> **ZADANIE PISEMNE A**
Wypisz z felietonu o orientacji seksualnej wszystkich, którym według jego pierwszego zdania zebrało się ostatnio na częste poruszanie tego „problemu”.

> **PODANY FRAGMENT**
┌──
Szkolna Gazeta Internetowa Liceum Ogolnoksztalcacego im. Mikolaja Kopernika w Tarnobrzegu

Homo, bi, hetero - i co z tego?   

Dodano 2006-09-14, w dziale felietony - archiwum

Mediom, politykom, kościołowi, pruderyjnym paniom ze sklepu, zebrało się ostatnio na częste poruszanie "problemu", jakimż jest odmienna orientacja seksualna. Chłopczyk lubiący dziewczynkę, nie budzi większych zastrzeżeń, gorzej gdy chłopczyk bardziej lubi chłopczyka niż dziewczynkę, albo to i to. "To i to", jakby nie było, nie świadczy o wszechstronności zainteresowań chłopczyka bądź dziewczynki, a wręcz przeciwnie jest piętnowane przez społeczeństwo. Dlaczego? Czy kilkaset lat temu wszyscy żyli i kochali się, jak Bóg przykazał (bez urazy oczywiście dla głęboko wierzących), czy może po prostu nie zauważano pewnych odmiennych zachowań? Tak... oto cała nasza Polska. Problemu nie ma, dopóki się o nim nie mówi, a osoby publiczne pod względem seksualności są w należytym porządku. Dopiero gdy na sławetnym Zachodzie nastąpiło wielkie bum, bo homo chcą mieć dzieci i zawierać małżeństwa, w ojczyźnie naszej powstał spór. I pojawili się w drodze nagłych wahań temperatury i stopienia lodowca pierwsi homoseksualiści, biseksualiści i inni, o których wcześniej wśród pierwotnych homo sapiens sapiens nie słyszano. Tak właśnie było, a teraz mamy parady wolności, miłości, a na dodatek ich uczestnicy robią się coraz odważniejsi w głoszeniu haseł mówiących o równości prawnej, moralnej i kulturowej wszystkich mniejszości i większości seksualnych.
└──
> **ZADANIE PISEMNE B**
W rekordach zacznij od wiersza zawierającego „i need the location”, a skończ na wierszu z „product-photo-scene: [0, 0, 700, 700]”. Przepisz te wiersze, zamieniając „location” na „position” i nie zmieniając niczego innego, a obrazy pomiń w odpowiedzi.

> **DANE DO PRZETWORZENIA**
┌──
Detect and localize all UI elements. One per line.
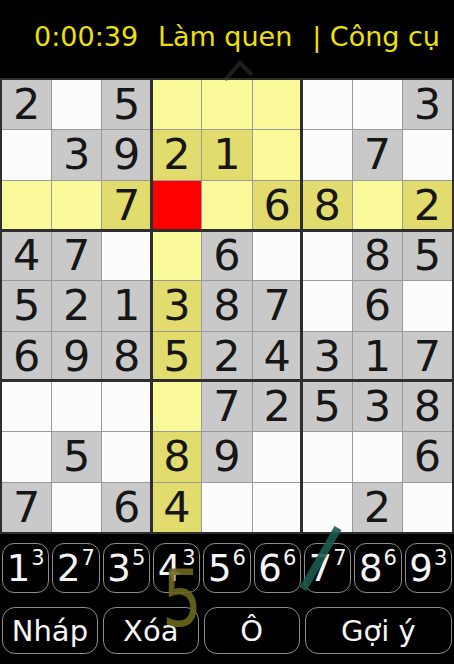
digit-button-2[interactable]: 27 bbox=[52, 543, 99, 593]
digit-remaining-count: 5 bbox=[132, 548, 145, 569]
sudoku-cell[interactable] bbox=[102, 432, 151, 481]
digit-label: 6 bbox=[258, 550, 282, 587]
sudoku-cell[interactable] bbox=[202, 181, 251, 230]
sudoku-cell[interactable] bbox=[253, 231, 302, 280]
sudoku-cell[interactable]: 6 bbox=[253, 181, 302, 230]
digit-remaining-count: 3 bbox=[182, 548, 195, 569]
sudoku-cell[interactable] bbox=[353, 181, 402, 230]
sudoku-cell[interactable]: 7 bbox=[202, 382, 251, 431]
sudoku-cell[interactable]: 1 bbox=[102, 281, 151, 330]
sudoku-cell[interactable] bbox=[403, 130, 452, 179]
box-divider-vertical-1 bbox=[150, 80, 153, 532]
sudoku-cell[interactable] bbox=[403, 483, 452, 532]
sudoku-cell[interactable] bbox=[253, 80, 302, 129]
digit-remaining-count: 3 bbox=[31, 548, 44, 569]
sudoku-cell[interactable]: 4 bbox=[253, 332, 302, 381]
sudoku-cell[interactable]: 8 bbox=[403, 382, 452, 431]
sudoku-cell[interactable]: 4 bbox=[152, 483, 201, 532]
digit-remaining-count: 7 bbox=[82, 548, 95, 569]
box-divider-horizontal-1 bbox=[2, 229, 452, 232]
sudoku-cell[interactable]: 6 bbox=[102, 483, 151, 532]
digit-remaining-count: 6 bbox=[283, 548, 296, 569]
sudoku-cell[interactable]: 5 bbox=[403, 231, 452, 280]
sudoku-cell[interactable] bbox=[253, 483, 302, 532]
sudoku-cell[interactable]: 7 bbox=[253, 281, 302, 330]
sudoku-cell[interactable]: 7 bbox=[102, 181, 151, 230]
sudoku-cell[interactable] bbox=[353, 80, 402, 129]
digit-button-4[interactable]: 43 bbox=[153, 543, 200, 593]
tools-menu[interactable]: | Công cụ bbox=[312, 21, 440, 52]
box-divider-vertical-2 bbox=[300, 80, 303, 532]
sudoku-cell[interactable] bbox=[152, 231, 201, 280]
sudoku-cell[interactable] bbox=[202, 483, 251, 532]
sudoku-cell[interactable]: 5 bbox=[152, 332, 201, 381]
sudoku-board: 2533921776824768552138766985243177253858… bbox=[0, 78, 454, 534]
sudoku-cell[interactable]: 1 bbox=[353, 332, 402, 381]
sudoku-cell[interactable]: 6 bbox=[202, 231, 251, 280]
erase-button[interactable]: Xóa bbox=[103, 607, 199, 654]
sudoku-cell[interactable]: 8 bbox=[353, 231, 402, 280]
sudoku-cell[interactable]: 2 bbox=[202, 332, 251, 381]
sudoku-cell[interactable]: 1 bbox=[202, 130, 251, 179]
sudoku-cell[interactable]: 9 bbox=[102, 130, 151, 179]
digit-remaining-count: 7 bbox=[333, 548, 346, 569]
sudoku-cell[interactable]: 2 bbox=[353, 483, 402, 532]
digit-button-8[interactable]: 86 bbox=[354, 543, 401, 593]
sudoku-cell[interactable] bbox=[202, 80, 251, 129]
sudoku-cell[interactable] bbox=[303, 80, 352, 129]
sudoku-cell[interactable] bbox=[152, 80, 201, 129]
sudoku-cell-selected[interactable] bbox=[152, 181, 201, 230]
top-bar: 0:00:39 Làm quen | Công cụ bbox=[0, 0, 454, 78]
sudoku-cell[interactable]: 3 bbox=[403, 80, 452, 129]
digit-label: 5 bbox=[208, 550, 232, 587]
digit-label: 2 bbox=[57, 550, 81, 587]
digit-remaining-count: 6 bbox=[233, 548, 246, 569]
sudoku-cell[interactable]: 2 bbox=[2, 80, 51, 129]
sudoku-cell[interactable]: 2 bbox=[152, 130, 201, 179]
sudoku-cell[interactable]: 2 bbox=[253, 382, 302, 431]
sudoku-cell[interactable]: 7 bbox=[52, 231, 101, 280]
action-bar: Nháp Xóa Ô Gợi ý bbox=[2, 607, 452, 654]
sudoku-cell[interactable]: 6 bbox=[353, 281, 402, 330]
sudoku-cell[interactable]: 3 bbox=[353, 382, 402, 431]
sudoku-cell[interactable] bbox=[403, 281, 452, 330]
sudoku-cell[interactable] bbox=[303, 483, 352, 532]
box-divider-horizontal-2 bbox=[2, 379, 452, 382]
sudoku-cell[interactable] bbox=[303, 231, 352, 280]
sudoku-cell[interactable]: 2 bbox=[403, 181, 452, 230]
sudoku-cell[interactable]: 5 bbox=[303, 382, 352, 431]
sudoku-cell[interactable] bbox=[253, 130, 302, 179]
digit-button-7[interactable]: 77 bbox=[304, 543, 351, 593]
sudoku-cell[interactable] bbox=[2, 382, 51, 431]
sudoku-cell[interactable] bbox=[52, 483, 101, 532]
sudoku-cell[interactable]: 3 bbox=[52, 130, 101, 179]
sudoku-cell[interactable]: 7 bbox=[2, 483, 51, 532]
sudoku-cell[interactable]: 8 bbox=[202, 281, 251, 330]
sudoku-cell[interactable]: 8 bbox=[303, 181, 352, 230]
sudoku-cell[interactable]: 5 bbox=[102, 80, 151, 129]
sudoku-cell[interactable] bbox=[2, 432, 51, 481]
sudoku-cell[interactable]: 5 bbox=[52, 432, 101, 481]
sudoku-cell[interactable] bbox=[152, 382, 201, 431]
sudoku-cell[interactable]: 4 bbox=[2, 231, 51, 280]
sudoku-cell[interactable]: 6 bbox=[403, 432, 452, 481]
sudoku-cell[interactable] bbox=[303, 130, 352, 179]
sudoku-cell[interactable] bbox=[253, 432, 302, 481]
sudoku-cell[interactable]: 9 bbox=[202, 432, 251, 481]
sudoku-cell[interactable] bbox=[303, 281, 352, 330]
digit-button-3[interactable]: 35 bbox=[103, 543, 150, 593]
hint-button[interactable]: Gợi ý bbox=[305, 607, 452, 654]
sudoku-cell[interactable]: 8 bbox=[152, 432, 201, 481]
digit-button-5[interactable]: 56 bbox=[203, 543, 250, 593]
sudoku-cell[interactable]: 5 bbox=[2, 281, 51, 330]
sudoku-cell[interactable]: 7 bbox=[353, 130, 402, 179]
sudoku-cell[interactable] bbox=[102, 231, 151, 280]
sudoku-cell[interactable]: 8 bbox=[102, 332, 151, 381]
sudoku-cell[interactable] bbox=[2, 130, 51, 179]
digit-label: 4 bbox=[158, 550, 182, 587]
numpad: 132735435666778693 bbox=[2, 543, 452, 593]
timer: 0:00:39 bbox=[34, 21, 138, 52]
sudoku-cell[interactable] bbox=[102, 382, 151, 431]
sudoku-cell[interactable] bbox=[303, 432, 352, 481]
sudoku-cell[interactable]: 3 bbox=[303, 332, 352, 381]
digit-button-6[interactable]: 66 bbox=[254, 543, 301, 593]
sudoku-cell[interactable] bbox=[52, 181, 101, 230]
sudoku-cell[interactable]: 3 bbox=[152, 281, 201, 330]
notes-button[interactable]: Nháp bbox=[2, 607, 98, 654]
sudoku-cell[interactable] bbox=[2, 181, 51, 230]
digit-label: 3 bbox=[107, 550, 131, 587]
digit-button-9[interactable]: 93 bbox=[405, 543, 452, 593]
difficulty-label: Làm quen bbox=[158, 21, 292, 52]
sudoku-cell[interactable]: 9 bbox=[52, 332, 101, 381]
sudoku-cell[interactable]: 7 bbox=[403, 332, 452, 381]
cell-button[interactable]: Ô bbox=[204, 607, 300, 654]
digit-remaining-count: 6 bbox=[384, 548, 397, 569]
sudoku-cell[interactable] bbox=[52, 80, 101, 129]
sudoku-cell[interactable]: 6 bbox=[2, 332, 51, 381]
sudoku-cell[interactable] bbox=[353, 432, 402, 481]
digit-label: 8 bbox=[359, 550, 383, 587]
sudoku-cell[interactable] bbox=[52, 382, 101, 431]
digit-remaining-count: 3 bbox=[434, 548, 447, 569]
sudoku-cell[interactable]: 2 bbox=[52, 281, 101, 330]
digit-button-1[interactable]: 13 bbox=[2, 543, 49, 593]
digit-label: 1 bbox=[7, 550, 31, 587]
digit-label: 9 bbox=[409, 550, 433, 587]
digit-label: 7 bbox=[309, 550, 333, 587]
└──
┌──
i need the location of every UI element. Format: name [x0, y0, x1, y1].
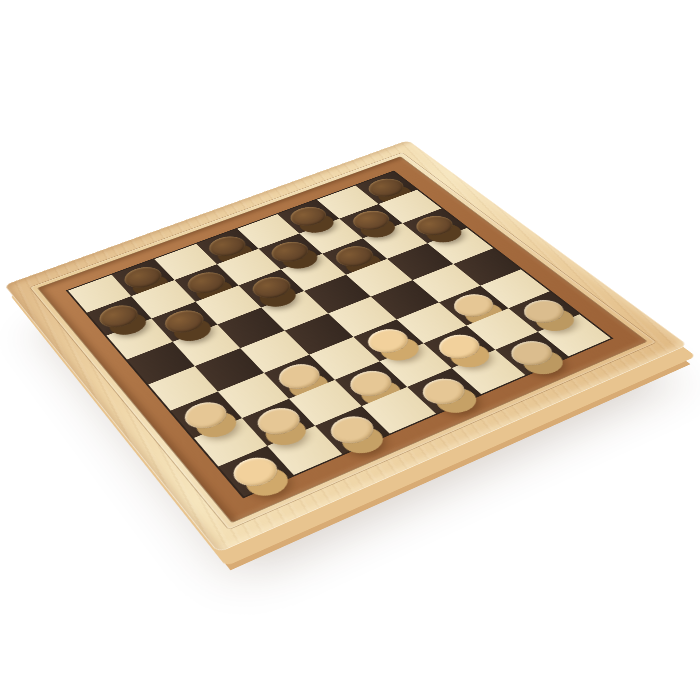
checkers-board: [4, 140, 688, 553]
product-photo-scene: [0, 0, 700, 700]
└──
> **WYNIK ZADANIA A**
media, politycy, kościół, pruderyjne panie ze sklepu

> **WYNIK ZADANIA B**
i need the position of every UI element. Format: name [x0, y0, x1, y1].
checkers-board: [4, 140, 688, 553]
product-photo-scene: [0, 0, 700, 700]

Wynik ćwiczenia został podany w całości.